- **What you have to do**:
Locate each line with the string "icon" in the listing below and copy it.

- **Provided data**:
────────────────────────────────────────
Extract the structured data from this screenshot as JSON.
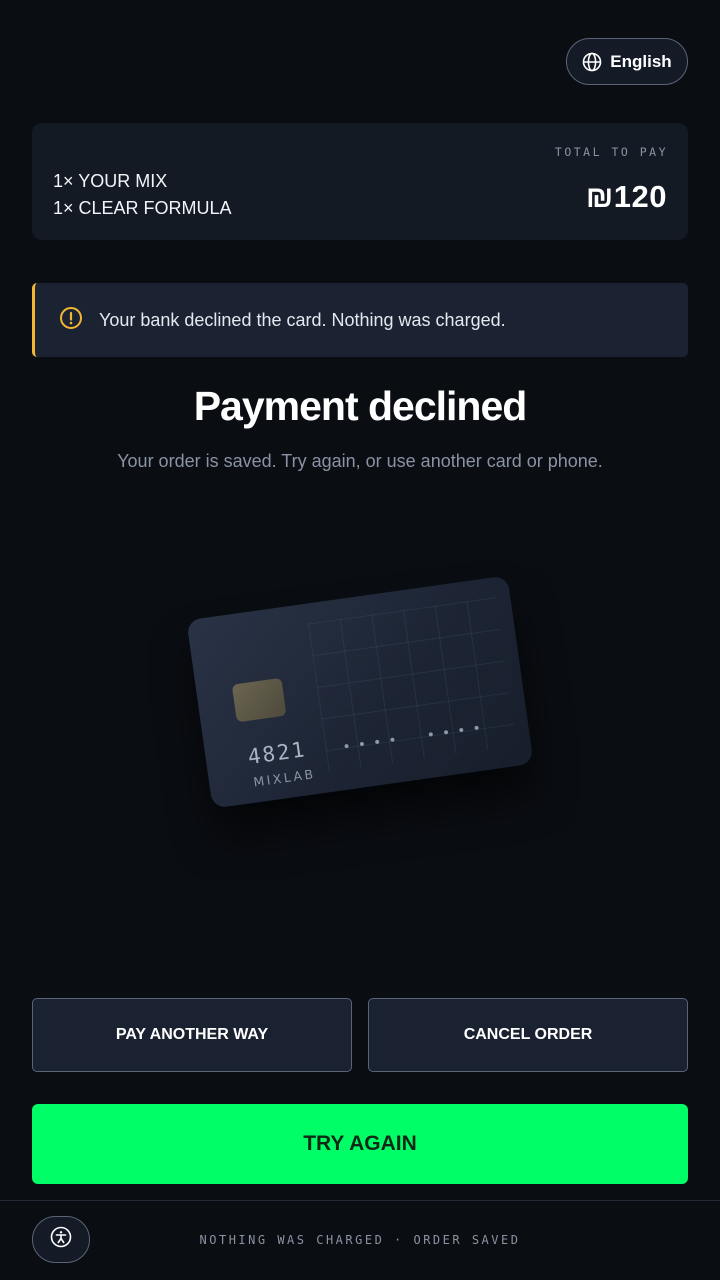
{
  "header": {
    "language_label": "English",
    "language_icon": "globe-icon"
  },
  "order": {
    "items": [
      "1× YOUR MIX",
      "1× CLEAR FORMULA"
    ],
    "total_label": "TOTAL TO PAY",
    "total_amount": "₪120"
  },
  "alert": {
    "icon": "warning-icon",
    "message": "Your bank declined the card. Nothing was charged.",
    "accent_color": "#f2b632"
  },
  "status": {
    "title": "Payment declined",
    "subtitle": "Your order is saved. Try again, or use another card or phone."
  },
  "card": {
    "last_digits": "4821",
    "masked_group_1": "••••",
    "masked_group_2": "••••",
    "brand": "MIXLAB"
  },
  "actions": {
    "pay_another_way": "PAY ANOTHER WAY",
    "cancel_order": "CANCEL ORDER",
    "try_again": "TRY AGAIN",
    "primary_color": "#00ff66"
  },
  "footer": {
    "accessibility_icon": "accessibility-icon",
    "status_text": "NOTHING WAS CHARGED · ORDER SAVED"
  }
}
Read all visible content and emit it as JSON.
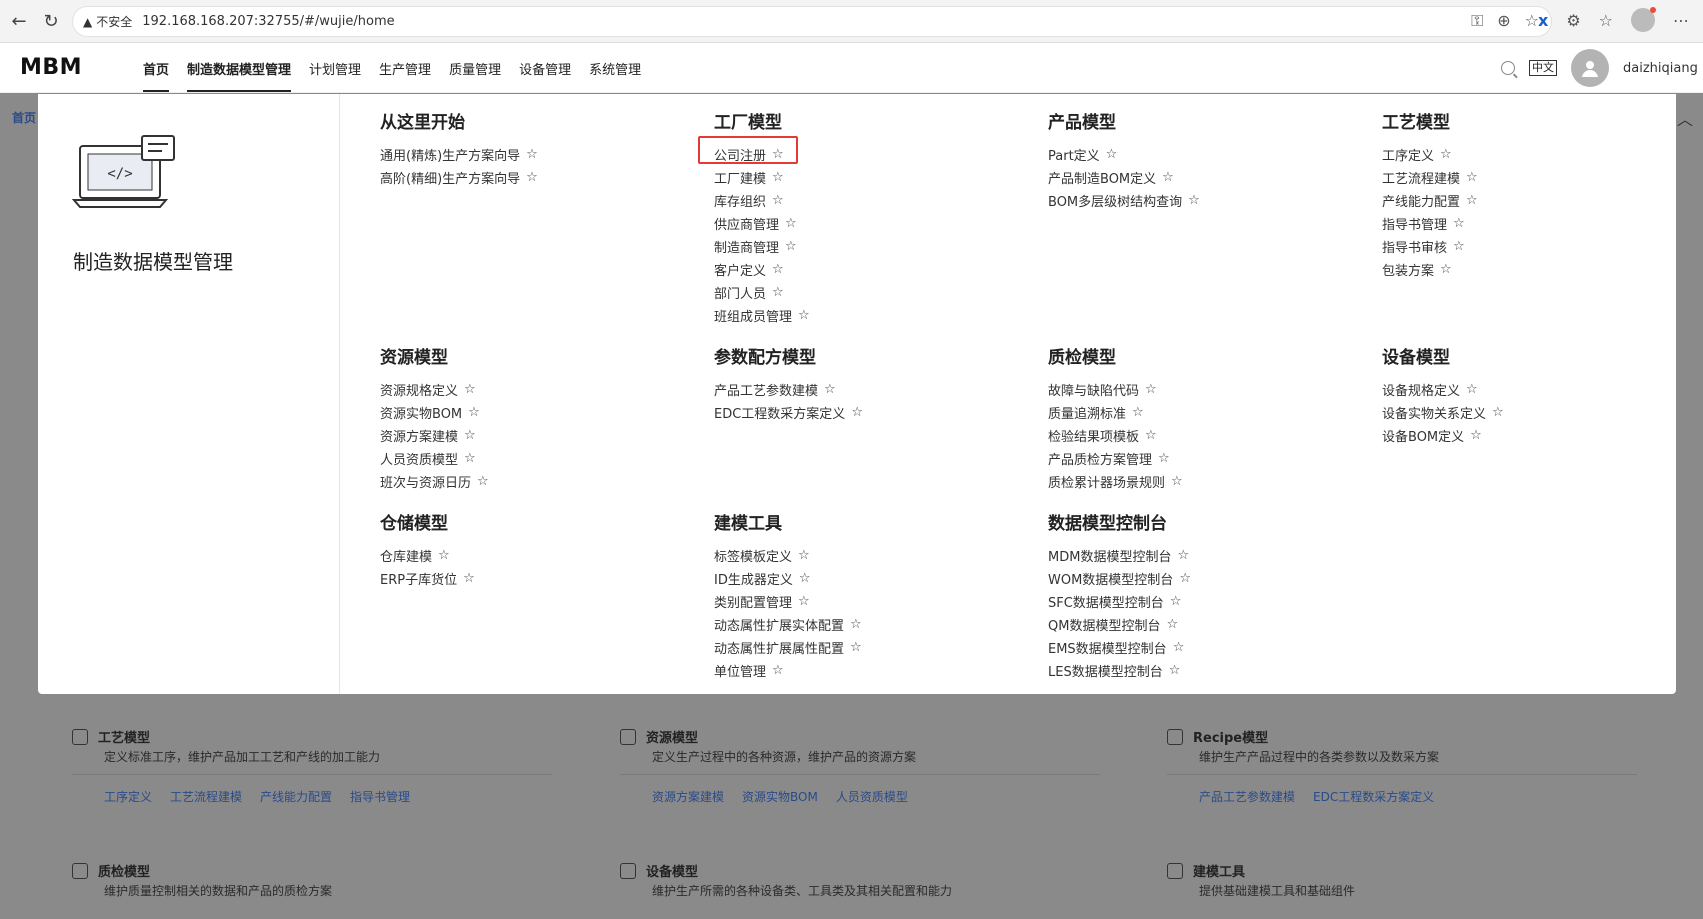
{
  "browser": {
    "security_label": "不安全",
    "url": "192.168.168.207:32755/#/wujie/home"
  },
  "header": {
    "logo": "MBM",
    "nav": [
      {
        "label": "首页"
      },
      {
        "label": "制造数据模型管理"
      },
      {
        "label": "计划管理"
      },
      {
        "label": "生产管理"
      },
      {
        "label": "质量管理"
      },
      {
        "label": "设备管理"
      },
      {
        "label": "系统管理"
      }
    ],
    "lang": "中文",
    "user": "daizhiqiang"
  },
  "breadcrumb": "首页",
  "mega": {
    "title": "制造数据模型管理",
    "groups": [
      {
        "title": "从这里开始",
        "links": [
          "通用(精炼)生产方案向导",
          "高阶(精细)生产方案向导"
        ]
      },
      {
        "title": "工厂模型",
        "links": [
          "公司注册",
          "工厂建模",
          "库存组织",
          "供应商管理",
          "制造商管理",
          "客户定义",
          "部门人员",
          "班组成员管理"
        ]
      },
      {
        "title": "产品模型",
        "links": [
          "Part定义",
          "产品制造BOM定义",
          "BOM多层级树结构查询"
        ]
      },
      {
        "title": "工艺模型",
        "links": [
          "工序定义",
          "工艺流程建模",
          "产线能力配置",
          "指导书管理",
          "指导书审核",
          "包装方案"
        ]
      },
      {
        "title": "资源模型",
        "links": [
          "资源规格定义",
          "资源实物BOM",
          "资源方案建模",
          "人员资质模型",
          "班次与资源日历"
        ]
      },
      {
        "title": "参数配方模型",
        "links": [
          "产品工艺参数建模",
          "EDC工程数采方案定义"
        ]
      },
      {
        "title": "质检模型",
        "links": [
          "故障与缺陷代码",
          "质量追溯标准",
          "检验结果项模板",
          "产品质检方案管理",
          "质检累计器场景规则"
        ]
      },
      {
        "title": "设备模型",
        "links": [
          "设备规格定义",
          "设备实物关系定义",
          "设备BOM定义"
        ]
      },
      {
        "title": "仓储模型",
        "links": [
          "仓库建模",
          "ERP子库货位"
        ]
      },
      {
        "title": "建模工具",
        "links": [
          "标签模板定义",
          "ID生成器定义",
          "类别配置管理",
          "动态属性扩展实体配置",
          "动态属性扩展属性配置",
          "单位管理"
        ]
      },
      {
        "title": "数据模型控制台",
        "links": [
          "MDM数据模型控制台",
          "WOM数据模型控制台",
          "SFC数据模型控制台",
          "QM数据模型控制台",
          "EMS数据模型控制台",
          "LES数据模型控制台"
        ]
      }
    ]
  },
  "cards": [
    {
      "title": "工艺模型",
      "desc": "定义标准工序，维护产品加工工艺和产线的加工能力",
      "links": [
        "工序定义",
        "工艺流程建模",
        "产线能力配置",
        "指导书管理"
      ],
      "icon": "process-icon"
    },
    {
      "title": "资源模型",
      "desc": "定义生产过程中的各种资源，维护产品的资源方案",
      "links": [
        "资源方案建模",
        "资源实物BOM",
        "人员资质模型"
      ],
      "icon": "layers-icon"
    },
    {
      "title": "Recipe模型",
      "desc": "维护生产产品过程中的各类参数以及数采方案",
      "links": [
        "产品工艺参数建模",
        "EDC工程数采方案定义"
      ],
      "icon": "recipe-icon"
    },
    {
      "title": "质检模型",
      "desc": "维护质量控制相关的数据和产品的质检方案",
      "links": [],
      "icon": "quality-icon"
    },
    {
      "title": "设备模型",
      "desc": "维护生产所需的各种设备类、工具类及其相关配置和能力",
      "links": [],
      "icon": "device-icon"
    },
    {
      "title": "建模工具",
      "desc": "提供基础建模工具和基础组件",
      "links": [],
      "icon": "tools-icon"
    }
  ]
}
────────────────────────────────────────
- **Expected answer**:
    "language_icon": "globe-icon"
    "icon": "warning-icon",
    "accessibility_icon": "accessibility-icon",
      "icon": "process-icon"
      "icon": "layers-icon"
      "icon": "recipe-icon"
      "icon": "quality-icon"
      "icon": "device-icon"
      "icon": "tools-icon"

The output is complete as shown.